> [What is required] Update the records so that each occurrence of "barcode-bar" reads "barcode-stripe", with every other character left unchanged.

--- Start of Recorded information ---

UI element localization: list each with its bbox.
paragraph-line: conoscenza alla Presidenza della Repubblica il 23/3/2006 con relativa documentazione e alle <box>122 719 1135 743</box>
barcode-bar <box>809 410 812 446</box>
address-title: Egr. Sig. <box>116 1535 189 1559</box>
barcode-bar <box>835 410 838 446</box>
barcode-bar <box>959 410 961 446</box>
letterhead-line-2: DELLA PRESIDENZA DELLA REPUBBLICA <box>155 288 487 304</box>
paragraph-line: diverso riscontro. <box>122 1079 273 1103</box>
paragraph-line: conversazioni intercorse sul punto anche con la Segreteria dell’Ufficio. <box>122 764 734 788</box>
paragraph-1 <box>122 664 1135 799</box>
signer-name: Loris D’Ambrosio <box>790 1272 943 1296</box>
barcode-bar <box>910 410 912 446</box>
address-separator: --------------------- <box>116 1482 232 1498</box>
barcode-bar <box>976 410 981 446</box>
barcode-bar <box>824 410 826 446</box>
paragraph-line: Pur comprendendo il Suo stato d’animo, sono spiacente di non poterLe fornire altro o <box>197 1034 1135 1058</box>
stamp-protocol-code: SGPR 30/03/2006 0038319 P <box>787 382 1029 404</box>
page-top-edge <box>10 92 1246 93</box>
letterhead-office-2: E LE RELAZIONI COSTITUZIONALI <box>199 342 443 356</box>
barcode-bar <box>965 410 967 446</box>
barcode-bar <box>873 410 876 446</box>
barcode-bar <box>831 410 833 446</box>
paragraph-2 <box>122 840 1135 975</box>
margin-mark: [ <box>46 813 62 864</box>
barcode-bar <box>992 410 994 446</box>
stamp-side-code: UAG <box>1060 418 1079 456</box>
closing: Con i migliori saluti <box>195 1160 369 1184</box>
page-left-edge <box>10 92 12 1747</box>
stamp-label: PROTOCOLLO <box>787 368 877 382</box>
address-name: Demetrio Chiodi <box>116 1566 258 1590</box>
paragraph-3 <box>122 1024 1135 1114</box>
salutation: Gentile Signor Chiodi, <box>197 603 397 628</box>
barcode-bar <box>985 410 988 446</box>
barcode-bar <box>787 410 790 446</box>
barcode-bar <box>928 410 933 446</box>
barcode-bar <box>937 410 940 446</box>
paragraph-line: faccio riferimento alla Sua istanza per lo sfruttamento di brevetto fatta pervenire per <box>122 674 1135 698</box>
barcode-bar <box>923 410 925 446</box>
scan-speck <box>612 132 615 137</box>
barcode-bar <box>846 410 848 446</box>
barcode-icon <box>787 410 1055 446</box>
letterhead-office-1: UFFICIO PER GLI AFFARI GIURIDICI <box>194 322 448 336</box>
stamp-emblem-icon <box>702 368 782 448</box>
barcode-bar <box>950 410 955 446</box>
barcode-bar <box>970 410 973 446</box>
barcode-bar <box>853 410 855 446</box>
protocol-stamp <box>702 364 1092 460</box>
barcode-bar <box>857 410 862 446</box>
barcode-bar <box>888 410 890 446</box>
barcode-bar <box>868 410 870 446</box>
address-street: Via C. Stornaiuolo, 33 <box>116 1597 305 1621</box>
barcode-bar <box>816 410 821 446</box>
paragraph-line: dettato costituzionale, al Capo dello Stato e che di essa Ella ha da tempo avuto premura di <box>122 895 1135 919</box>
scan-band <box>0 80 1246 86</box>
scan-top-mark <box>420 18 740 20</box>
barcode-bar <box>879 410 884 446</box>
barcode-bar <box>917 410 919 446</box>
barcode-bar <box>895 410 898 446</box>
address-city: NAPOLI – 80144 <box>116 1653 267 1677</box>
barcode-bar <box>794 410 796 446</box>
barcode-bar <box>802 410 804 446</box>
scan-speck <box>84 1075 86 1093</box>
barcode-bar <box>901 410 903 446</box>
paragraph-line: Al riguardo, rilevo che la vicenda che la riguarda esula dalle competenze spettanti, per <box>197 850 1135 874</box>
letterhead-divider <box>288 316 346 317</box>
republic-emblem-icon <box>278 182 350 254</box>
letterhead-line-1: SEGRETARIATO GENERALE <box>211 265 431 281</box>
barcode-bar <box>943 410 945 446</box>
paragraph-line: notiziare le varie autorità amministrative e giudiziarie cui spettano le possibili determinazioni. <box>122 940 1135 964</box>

--- End of Recorded information ---

> [Solution]
UI element localization: list each with its bbox.
paragraph-line: conoscenza alla Presidenza della Repubblica il 23/3/2006 con relativa documentazione e alle <box>122 719 1135 743</box>
barcode-stripe <box>809 410 812 446</box>
address-title: Egr. Sig. <box>116 1535 189 1559</box>
barcode-stripe <box>835 410 838 446</box>
barcode-stripe <box>959 410 961 446</box>
letterhead-line-2: DELLA PRESIDENZA DELLA REPUBBLICA <box>155 288 487 304</box>
paragraph-line: diverso riscontro. <box>122 1079 273 1103</box>
paragraph-line: conversazioni intercorse sul punto anche con la Segreteria dell’Ufficio. <box>122 764 734 788</box>
paragraph-1 <box>122 664 1135 799</box>
signer-name: Loris D’Ambrosio <box>790 1272 943 1296</box>
barcode-stripe <box>910 410 912 446</box>
address-separator: --------------------- <box>116 1482 232 1498</box>
barcode-stripe <box>976 410 981 446</box>
barcode-stripe <box>824 410 826 446</box>
paragraph-line: Pur comprendendo il Suo stato d’animo, sono spiacente di non poterLe fornire altro o <box>197 1034 1135 1058</box>
stamp-protocol-code: SGPR 30/03/2006 0038319 P <box>787 382 1029 404</box>
page-top-edge <box>10 92 1246 93</box>
letterhead-office-2: E LE RELAZIONI COSTITUZIONALI <box>199 342 443 356</box>
barcode-stripe <box>965 410 967 446</box>
barcode-stripe <box>873 410 876 446</box>
barcode-stripe <box>831 410 833 446</box>
paragraph-2 <box>122 840 1135 975</box>
margin-mark: [ <box>46 813 62 864</box>
barcode-stripe <box>992 410 994 446</box>
stamp-side-code: UAG <box>1060 418 1079 456</box>
closing: Con i migliori saluti <box>195 1160 369 1184</box>
page-left-edge <box>10 92 12 1747</box>
stamp-label: PROTOCOLLO <box>787 368 877 382</box>
address-name: Demetrio Chiodi <box>116 1566 258 1590</box>
paragraph-3 <box>122 1024 1135 1114</box>
salutation: Gentile Signor Chiodi, <box>197 603 397 628</box>
barcode-stripe <box>985 410 988 446</box>
barcode-stripe <box>787 410 790 446</box>
barcode-stripe <box>928 410 933 446</box>
barcode-stripe <box>937 410 940 446</box>
paragraph-line: faccio riferimento alla Sua istanza per lo sfruttamento di brevetto fatta pervenire per <box>122 674 1135 698</box>
barcode-stripe <box>923 410 925 446</box>
scan-speck <box>612 132 615 137</box>
barcode-stripe <box>846 410 848 446</box>
barcode-icon <box>787 410 1055 446</box>
letterhead-office-1: UFFICIO PER GLI AFFARI GIURIDICI <box>194 322 448 336</box>
stamp-emblem-icon <box>702 368 782 448</box>
barcode-stripe <box>950 410 955 446</box>
barcode-stripe <box>970 410 973 446</box>
barcode-stripe <box>853 410 855 446</box>
protocol-stamp <box>702 364 1092 460</box>
barcode-stripe <box>857 410 862 446</box>
barcode-stripe <box>888 410 890 446</box>
barcode-stripe <box>868 410 870 446</box>
address-street: Via C. Stornaiuolo, 33 <box>116 1597 305 1621</box>
barcode-stripe <box>816 410 821 446</box>
paragraph-line: dettato costituzionale, al Capo dello Stato e che di essa Ella ha da tempo avuto premura di <box>122 895 1135 919</box>
scan-band <box>0 80 1246 86</box>
scan-top-mark <box>420 18 740 20</box>
barcode-stripe <box>879 410 884 446</box>
barcode-stripe <box>917 410 919 446</box>
barcode-stripe <box>895 410 898 446</box>
address-city: NAPOLI – 80144 <box>116 1653 267 1677</box>
barcode-stripe <box>794 410 796 446</box>
barcode-stripe <box>802 410 804 446</box>
scan-speck <box>84 1075 86 1093</box>
barcode-stripe <box>901 410 903 446</box>
paragraph-line: Al riguardo, rilevo che la vicenda che la riguarda esula dalle competenze spettanti, per <box>197 850 1135 874</box>
letterhead-divider <box>288 316 346 317</box>
republic-emblem-icon <box>278 182 350 254</box>
letterhead-line-1: SEGRETARIATO GENERALE <box>211 265 431 281</box>
barcode-stripe <box>943 410 945 446</box>
paragraph-line: notiziare le varie autorità amministrative e giudiziarie cui spettano le possibili determinazioni. <box>122 940 1135 964</box>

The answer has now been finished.